Source records
## Start

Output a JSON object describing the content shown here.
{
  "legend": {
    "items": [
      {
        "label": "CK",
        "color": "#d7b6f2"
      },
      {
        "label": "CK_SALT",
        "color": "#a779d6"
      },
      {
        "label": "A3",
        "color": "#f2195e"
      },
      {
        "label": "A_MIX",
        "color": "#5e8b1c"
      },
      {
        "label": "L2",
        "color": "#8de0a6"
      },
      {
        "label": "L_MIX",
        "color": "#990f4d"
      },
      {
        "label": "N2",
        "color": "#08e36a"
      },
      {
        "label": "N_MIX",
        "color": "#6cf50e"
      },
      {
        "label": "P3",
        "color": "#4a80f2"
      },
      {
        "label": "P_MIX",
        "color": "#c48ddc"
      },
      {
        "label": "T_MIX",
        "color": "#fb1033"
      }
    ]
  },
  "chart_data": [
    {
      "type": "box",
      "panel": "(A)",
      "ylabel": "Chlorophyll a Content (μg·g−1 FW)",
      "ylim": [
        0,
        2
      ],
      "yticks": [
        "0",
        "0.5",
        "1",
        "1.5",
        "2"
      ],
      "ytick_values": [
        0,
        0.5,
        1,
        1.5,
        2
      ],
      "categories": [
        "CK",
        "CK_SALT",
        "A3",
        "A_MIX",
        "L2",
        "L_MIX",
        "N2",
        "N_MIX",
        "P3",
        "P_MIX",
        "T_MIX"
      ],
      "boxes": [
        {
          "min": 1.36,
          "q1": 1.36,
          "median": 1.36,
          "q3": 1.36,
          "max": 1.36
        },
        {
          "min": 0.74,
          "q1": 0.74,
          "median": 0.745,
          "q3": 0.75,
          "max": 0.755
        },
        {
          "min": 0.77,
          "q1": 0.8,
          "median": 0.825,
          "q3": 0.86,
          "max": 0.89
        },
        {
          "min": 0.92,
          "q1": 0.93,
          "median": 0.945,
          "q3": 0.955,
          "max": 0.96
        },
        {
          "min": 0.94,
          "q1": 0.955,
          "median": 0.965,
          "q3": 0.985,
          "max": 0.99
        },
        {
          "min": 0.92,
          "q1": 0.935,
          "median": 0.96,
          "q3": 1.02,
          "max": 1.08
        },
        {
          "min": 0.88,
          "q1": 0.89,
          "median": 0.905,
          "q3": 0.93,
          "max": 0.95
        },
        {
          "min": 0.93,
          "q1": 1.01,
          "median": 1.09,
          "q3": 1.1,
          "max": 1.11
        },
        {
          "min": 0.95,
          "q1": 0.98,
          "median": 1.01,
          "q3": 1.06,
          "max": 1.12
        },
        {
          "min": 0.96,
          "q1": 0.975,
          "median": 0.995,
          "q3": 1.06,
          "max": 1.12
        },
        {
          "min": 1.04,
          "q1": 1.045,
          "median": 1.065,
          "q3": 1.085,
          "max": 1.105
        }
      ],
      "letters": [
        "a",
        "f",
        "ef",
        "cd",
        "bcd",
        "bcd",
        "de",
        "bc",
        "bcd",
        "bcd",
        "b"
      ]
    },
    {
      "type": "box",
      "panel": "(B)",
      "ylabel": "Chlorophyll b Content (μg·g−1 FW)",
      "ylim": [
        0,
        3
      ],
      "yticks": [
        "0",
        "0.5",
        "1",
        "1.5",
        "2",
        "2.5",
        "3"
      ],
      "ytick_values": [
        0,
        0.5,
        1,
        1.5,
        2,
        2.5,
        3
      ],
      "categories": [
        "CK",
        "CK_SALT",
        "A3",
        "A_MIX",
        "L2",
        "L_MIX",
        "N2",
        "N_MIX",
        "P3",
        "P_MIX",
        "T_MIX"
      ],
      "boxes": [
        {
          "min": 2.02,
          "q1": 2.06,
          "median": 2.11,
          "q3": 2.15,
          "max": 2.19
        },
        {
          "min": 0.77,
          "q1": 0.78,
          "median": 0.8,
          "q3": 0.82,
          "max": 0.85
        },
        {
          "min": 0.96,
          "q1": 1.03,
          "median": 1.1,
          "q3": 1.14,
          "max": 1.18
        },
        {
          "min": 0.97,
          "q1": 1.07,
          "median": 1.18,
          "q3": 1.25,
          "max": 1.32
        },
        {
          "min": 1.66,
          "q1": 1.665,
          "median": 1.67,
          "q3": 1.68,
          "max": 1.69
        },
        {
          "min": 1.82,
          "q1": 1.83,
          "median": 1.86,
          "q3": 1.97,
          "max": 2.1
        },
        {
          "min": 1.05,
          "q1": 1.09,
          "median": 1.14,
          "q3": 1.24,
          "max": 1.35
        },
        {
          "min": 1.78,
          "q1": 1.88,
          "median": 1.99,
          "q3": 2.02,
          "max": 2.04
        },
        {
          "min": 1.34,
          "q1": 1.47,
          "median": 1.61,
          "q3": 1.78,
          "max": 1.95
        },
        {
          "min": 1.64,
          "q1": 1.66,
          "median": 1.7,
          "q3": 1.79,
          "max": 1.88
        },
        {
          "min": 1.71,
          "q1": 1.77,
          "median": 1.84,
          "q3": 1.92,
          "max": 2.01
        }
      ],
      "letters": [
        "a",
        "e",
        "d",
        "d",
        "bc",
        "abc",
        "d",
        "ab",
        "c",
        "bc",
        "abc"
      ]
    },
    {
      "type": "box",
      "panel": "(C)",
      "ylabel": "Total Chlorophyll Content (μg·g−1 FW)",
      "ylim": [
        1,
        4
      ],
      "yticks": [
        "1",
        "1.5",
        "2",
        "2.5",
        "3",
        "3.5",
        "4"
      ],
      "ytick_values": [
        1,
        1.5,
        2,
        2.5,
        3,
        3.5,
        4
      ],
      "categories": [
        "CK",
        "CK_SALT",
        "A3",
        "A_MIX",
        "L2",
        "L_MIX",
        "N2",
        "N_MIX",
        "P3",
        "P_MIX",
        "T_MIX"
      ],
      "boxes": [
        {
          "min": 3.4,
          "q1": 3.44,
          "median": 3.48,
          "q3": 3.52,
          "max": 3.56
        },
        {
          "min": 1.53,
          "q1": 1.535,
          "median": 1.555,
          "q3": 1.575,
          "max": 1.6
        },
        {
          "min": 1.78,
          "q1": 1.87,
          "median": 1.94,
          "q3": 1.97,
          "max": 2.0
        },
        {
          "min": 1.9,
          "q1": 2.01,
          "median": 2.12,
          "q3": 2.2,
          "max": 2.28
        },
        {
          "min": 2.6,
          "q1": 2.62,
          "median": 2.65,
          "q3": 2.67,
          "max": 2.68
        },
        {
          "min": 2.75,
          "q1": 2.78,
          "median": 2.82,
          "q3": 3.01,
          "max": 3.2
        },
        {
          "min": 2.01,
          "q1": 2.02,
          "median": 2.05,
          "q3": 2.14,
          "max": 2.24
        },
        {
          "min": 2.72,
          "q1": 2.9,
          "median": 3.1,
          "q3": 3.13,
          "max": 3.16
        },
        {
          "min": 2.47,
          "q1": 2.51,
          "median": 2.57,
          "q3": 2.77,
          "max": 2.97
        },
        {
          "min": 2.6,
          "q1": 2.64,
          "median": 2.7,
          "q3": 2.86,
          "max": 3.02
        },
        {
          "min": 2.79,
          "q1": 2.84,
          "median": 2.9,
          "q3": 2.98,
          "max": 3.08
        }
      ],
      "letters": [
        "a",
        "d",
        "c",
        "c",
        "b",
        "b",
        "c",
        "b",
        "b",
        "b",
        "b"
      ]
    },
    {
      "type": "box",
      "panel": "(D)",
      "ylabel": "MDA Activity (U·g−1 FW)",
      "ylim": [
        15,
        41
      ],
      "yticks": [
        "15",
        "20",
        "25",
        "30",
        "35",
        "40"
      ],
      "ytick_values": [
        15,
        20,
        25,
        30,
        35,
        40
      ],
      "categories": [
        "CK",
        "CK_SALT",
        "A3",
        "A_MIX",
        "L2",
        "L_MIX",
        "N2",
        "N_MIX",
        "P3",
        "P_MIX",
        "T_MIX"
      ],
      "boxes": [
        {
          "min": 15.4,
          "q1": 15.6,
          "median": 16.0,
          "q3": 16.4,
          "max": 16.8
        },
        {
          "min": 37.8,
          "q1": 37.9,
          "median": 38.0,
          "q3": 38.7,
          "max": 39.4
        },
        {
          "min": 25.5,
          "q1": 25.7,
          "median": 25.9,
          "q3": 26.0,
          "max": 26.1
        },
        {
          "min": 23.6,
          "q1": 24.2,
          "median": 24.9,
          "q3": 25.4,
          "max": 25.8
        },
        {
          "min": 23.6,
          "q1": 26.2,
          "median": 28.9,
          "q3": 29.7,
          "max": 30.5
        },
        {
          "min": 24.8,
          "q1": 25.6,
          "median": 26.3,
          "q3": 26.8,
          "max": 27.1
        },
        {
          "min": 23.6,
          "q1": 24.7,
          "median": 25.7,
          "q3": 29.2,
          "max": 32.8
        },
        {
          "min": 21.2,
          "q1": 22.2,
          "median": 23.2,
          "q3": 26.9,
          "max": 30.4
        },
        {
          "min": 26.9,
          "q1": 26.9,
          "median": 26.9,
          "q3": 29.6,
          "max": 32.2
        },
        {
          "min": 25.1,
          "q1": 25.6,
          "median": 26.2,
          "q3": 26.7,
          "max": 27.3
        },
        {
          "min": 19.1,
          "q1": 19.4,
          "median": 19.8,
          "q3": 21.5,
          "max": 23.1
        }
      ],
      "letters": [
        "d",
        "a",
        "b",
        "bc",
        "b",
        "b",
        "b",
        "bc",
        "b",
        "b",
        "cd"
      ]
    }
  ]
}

## End

● **STATED TASK**
Find the string "ylabel" in the listing and return every line that holds it.

● **PROBLEM SOLUTION**
      "ylabel": "Chlorophyll a Content (μg·g−1 FW)",
      "ylabel": "Chlorophyll b Content (μg·g−1 FW)",
      "ylabel": "Total Chlorophyll Content (μg·g−1 FW)",
      "ylabel": "MDA Activity (U·g−1 FW)",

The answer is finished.